- [DIRECTION] Repeat exactly, and only, the lines from the one containing "Extract all readable text from this page." through the end of the records.

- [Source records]
————
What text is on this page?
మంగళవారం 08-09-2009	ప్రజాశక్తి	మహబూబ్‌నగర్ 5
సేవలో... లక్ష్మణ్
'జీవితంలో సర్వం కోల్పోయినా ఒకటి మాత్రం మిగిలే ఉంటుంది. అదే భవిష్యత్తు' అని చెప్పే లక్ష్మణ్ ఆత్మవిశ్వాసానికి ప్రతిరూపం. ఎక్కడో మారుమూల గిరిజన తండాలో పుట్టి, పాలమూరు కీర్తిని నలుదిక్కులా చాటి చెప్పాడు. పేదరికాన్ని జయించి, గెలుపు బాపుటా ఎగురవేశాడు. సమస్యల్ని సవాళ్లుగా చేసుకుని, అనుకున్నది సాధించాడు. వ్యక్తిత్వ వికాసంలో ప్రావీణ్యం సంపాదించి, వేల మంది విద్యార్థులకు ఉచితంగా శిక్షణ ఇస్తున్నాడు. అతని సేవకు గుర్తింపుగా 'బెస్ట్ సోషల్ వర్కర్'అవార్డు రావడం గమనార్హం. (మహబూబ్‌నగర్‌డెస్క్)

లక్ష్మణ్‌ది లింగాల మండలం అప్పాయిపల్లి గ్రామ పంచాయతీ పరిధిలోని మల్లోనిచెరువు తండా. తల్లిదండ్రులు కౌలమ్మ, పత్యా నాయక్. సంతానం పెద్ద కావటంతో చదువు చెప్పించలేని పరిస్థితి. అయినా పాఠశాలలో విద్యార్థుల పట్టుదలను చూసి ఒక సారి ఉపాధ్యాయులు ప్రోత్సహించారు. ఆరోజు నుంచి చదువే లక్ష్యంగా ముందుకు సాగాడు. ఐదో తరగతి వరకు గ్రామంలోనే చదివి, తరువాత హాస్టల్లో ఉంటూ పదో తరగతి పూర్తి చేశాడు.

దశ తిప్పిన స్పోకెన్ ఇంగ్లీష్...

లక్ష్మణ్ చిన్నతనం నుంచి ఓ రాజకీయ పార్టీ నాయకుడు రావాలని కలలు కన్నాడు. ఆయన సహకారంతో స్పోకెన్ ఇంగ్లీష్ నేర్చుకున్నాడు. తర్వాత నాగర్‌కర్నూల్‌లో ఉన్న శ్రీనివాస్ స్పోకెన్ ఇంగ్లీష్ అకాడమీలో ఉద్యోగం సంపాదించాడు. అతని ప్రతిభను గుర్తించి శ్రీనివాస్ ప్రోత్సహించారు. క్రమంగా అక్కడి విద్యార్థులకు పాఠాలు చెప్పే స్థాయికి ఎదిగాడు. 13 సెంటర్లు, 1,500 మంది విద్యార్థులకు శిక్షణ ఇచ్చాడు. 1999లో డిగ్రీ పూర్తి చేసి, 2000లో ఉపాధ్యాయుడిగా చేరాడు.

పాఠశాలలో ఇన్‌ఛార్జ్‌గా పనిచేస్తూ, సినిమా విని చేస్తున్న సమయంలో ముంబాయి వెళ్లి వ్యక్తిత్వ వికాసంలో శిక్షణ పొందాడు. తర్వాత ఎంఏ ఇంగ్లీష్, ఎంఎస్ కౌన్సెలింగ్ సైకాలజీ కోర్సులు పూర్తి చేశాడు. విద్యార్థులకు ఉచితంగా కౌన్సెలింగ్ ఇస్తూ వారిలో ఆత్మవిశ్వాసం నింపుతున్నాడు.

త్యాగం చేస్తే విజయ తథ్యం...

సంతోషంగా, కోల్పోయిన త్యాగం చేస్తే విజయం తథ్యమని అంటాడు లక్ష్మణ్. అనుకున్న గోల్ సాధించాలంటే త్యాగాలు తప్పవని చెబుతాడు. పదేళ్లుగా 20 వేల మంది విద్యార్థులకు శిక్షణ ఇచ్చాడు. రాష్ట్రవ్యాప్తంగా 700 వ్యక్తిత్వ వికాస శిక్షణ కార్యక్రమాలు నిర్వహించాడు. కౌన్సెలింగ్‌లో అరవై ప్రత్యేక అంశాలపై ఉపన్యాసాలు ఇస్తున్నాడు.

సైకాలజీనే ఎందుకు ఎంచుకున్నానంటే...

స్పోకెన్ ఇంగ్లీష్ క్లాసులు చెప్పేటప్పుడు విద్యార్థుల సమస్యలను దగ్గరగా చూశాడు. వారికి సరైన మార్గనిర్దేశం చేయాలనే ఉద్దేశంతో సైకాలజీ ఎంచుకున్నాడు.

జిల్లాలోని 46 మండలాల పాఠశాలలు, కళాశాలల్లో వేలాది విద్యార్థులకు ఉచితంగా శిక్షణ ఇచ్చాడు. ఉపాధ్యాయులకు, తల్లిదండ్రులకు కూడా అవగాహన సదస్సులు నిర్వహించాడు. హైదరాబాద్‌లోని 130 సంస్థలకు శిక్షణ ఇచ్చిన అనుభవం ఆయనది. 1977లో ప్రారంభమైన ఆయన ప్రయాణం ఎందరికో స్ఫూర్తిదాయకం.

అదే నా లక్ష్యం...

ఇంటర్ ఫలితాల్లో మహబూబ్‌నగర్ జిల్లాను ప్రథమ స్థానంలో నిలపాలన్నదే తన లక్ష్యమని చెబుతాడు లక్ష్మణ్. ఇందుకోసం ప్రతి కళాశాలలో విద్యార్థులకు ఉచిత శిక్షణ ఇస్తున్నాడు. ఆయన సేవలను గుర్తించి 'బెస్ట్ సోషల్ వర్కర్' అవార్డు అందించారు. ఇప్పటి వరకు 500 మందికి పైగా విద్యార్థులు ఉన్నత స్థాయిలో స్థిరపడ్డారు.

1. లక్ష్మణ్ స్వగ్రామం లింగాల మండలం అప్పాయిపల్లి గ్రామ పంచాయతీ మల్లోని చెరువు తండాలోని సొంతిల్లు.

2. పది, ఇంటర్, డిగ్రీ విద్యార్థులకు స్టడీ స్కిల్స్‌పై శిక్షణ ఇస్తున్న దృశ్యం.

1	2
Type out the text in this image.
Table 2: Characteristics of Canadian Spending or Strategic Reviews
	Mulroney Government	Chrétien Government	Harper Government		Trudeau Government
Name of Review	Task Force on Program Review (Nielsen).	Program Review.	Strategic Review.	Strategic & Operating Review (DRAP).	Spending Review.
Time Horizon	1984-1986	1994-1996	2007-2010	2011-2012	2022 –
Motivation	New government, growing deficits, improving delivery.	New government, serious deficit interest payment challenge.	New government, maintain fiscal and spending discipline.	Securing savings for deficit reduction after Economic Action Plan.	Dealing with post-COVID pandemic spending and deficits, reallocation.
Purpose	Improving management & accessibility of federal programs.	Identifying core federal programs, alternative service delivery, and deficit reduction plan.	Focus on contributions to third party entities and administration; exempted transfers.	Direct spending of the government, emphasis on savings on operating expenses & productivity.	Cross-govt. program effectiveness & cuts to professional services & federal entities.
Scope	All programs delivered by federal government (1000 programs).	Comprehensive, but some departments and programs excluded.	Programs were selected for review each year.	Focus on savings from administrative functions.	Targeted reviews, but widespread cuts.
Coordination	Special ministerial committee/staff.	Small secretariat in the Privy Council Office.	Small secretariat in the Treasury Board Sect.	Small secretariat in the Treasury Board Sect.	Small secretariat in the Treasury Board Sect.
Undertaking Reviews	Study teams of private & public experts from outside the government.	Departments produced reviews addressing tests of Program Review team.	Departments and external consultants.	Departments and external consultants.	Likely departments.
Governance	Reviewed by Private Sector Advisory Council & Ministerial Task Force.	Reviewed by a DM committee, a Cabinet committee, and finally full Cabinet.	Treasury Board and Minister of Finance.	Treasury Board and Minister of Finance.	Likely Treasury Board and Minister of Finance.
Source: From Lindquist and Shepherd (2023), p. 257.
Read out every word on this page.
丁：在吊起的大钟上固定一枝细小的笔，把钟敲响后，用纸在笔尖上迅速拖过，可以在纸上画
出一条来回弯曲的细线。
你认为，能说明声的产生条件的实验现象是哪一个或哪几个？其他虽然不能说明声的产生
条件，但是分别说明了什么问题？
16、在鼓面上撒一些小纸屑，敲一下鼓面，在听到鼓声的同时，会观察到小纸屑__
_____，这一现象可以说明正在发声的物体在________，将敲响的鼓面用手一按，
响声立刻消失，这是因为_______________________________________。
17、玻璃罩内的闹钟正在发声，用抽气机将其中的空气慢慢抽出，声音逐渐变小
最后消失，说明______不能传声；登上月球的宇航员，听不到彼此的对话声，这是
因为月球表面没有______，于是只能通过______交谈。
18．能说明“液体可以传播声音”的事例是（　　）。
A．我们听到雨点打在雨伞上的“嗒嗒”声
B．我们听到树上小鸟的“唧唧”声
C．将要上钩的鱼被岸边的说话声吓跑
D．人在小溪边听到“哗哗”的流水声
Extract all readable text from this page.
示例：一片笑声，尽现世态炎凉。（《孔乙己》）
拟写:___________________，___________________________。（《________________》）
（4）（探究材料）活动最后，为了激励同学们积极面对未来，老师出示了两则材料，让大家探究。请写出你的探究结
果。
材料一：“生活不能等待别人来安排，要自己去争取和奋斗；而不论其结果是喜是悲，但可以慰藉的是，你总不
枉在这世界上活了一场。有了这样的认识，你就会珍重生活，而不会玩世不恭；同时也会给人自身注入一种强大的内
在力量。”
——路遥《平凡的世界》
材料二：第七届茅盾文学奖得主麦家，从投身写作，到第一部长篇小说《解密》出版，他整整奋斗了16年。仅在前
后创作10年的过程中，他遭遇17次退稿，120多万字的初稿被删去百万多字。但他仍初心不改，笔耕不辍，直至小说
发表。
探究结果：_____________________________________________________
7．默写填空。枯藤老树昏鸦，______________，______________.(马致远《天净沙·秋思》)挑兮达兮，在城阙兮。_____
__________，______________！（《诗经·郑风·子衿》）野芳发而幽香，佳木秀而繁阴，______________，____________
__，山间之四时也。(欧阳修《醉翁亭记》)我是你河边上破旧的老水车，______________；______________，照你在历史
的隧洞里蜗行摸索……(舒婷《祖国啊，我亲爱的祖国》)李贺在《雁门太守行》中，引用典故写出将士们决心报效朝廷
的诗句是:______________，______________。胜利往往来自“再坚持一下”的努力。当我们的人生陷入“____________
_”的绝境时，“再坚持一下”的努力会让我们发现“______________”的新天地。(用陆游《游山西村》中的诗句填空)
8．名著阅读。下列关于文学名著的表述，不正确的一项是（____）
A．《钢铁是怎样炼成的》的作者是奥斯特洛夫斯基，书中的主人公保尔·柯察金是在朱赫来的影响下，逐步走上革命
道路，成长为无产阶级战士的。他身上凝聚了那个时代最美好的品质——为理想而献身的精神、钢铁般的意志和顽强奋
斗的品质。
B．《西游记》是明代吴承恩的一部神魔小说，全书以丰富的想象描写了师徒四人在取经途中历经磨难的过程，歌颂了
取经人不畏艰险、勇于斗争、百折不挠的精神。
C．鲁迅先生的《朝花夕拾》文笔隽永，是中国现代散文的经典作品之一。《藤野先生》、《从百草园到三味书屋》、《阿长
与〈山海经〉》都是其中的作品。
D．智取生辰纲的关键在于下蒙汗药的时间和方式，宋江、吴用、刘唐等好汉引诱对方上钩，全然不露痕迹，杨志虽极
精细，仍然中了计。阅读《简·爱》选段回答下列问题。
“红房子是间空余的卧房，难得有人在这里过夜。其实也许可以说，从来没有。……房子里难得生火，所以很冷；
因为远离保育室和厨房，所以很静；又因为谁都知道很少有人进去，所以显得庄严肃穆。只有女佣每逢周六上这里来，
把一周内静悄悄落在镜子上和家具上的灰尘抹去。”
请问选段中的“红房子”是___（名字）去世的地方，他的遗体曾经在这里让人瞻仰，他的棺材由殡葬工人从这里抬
————
- [WRITTEN RESPONSE]
Extract all readable text from this page.
示例：一片笑声，尽现世态炎凉。（《孔乙己》）
拟写:___________________，___________________________。（《________________》）
（4）（探究材料）活动最后，为了激励同学们积极面对未来，老师出示了两则材料，让大家探究。请写出你的探究结
果。
材料一：“生活不能等待别人来安排，要自己去争取和奋斗；而不论其结果是喜是悲，但可以慰藉的是，你总不
枉在这世界上活了一场。有了这样的认识，你就会珍重生活，而不会玩世不恭；同时也会给人自身注入一种强大的内
在力量。”
——路遥《平凡的世界》
材料二：第七届茅盾文学奖得主麦家，从投身写作，到第一部长篇小说《解密》出版，他整整奋斗了16年。仅在前
后创作10年的过程中，他遭遇17次退稿，120多万字的初稿被删去百万多字。但他仍初心不改，笔耕不辍，直至小说
发表。
探究结果：_____________________________________________________
7．默写填空。枯藤老树昏鸦，______________，______________.(马致远《天净沙·秋思》)挑兮达兮，在城阙兮。_____
__________，______________！（《诗经·郑风·子衿》）野芳发而幽香，佳木秀而繁阴，______________，____________
__，山间之四时也。(欧阳修《醉翁亭记》)我是你河边上破旧的老水车，______________；______________，照你在历史
的隧洞里蜗行摸索……(舒婷《祖国啊，我亲爱的祖国》)李贺在《雁门太守行》中，引用典故写出将士们决心报效朝廷
的诗句是:______________，______________。胜利往往来自“再坚持一下”的努力。当我们的人生陷入“____________
_”的绝境时，“再坚持一下”的努力会让我们发现“______________”的新天地。(用陆游《游山西村》中的诗句填空)
8．名著阅读。下列关于文学名著的表述，不正确的一项是（____）
A．《钢铁是怎样炼成的》的作者是奥斯特洛夫斯基，书中的主人公保尔·柯察金是在朱赫来的影响下，逐步走上革命
道路，成长为无产阶级战士的。他身上凝聚了那个时代最美好的品质——为理想而献身的精神、钢铁般的意志和顽强奋
斗的品质。
B．《西游记》是明代吴承恩的一部神魔小说，全书以丰富的想象描写了师徒四人在取经途中历经磨难的过程，歌颂了
取经人不畏艰险、勇于斗争、百折不挠的精神。
C．鲁迅先生的《朝花夕拾》文笔隽永，是中国现代散文的经典作品之一。《藤野先生》、《从百草园到三味书屋》、《阿长
与〈山海经〉》都是其中的作品。
D．智取生辰纲的关键在于下蒙汗药的时间和方式，宋江、吴用、刘唐等好汉引诱对方上钩，全然不露痕迹，杨志虽极
精细，仍然中了计。阅读《简·爱》选段回答下列问题。
“红房子是间空余的卧房，难得有人在这里过夜。其实也许可以说，从来没有。……房子里难得生火，所以很冷；
因为远离保育室和厨房，所以很静；又因为谁都知道很少有人进去，所以显得庄严肃穆。只有女佣每逢周六上这里来，
把一周内静悄悄落在镜子上和家具上的灰尘抹去。”
请问选段中的“红房子”是___（名字）去世的地方，他的遗体曾经在这里让人瞻仰，他的棺材由殡葬工人从这里抬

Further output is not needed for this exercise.